• [Records provided]

↓

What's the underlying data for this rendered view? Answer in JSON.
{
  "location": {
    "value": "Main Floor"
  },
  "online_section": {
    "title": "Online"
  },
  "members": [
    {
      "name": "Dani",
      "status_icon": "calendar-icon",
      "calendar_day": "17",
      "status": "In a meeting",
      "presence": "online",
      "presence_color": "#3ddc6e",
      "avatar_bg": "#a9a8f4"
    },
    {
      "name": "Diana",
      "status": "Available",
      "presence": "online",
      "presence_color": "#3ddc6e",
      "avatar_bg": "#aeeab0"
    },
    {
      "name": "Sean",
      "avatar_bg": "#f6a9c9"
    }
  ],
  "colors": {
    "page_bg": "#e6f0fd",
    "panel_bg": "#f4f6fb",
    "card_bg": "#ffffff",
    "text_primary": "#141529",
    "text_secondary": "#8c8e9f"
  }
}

↑

• [Work required]
Quote all of the entries verbatim.

• [Completed task]
What's the underlying data for this rendered view? Answer in JSON.
{
  "location": {
    "value": "Main Floor"
  },
  "online_section": {
    "title": "Online"
  },
  "members": [
    {
      "name": "Dani",
      "status_icon": "calendar-icon",
      "calendar_day": "17",
      "status": "In a meeting",
      "presence": "online",
      "presence_color": "#3ddc6e",
      "avatar_bg": "#a9a8f4"
    },
    {
      "name": "Diana",
      "status": "Available",
      "presence": "online",
      "presence_color": "#3ddc6e",
      "avatar_bg": "#aeeab0"
    },
    {
      "name": "Sean",
      "avatar_bg": "#f6a9c9"
    }
  ],
  "colors": {
    "page_bg": "#e6f0fd",
    "panel_bg": "#f4f6fb",
    "card_bg": "#ffffff",
    "text_primary": "#141529",
    "text_secondary": "#8c8e9f"
  }
}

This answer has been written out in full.